§ DIRECTIONS
Output the entries below exactly as written, omitting pictures.

Begin

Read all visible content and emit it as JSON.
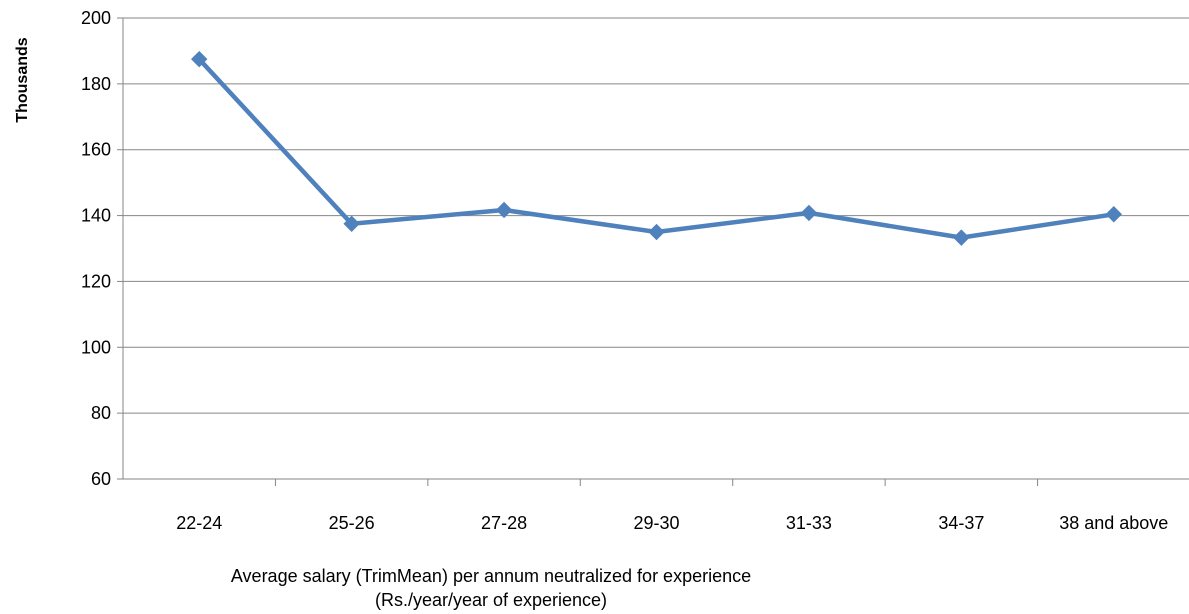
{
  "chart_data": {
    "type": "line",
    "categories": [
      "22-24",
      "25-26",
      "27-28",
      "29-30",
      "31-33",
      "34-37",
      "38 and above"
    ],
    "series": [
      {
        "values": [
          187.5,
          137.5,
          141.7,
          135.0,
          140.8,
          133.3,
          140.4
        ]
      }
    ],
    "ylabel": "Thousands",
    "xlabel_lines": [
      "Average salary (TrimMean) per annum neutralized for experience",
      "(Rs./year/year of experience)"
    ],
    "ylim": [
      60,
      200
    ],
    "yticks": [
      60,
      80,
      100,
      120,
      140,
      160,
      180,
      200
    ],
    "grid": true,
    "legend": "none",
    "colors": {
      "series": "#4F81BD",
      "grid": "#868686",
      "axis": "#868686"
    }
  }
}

End

§ ANSWER TO THE TASK
Read all visible content and emit it as JSON.
{
  "chart_data": {
    "type": "line",
    "categories": [
      "22-24",
      "25-26",
      "27-28",
      "29-30",
      "31-33",
      "34-37",
      "38 and above"
    ],
    "series": [
      {
        "values": [
          187.5,
          137.5,
          141.7,
          135.0,
          140.8,
          133.3,
          140.4
        ]
      }
    ],
    "ylabel": "Thousands",
    "xlabel_lines": [
      "Average salary (TrimMean) per annum neutralized for experience",
      "(Rs./year/year of experience)"
    ],
    "ylim": [
      60,
      200
    ],
    "yticks": [
      60,
      80,
      100,
      120,
      140,
      160,
      180,
      200
    ],
    "grid": true,
    "legend": "none",
    "colors": {
      "series": "#4F81BD",
      "grid": "#868686",
      "axis": "#868686"
    }
  }
}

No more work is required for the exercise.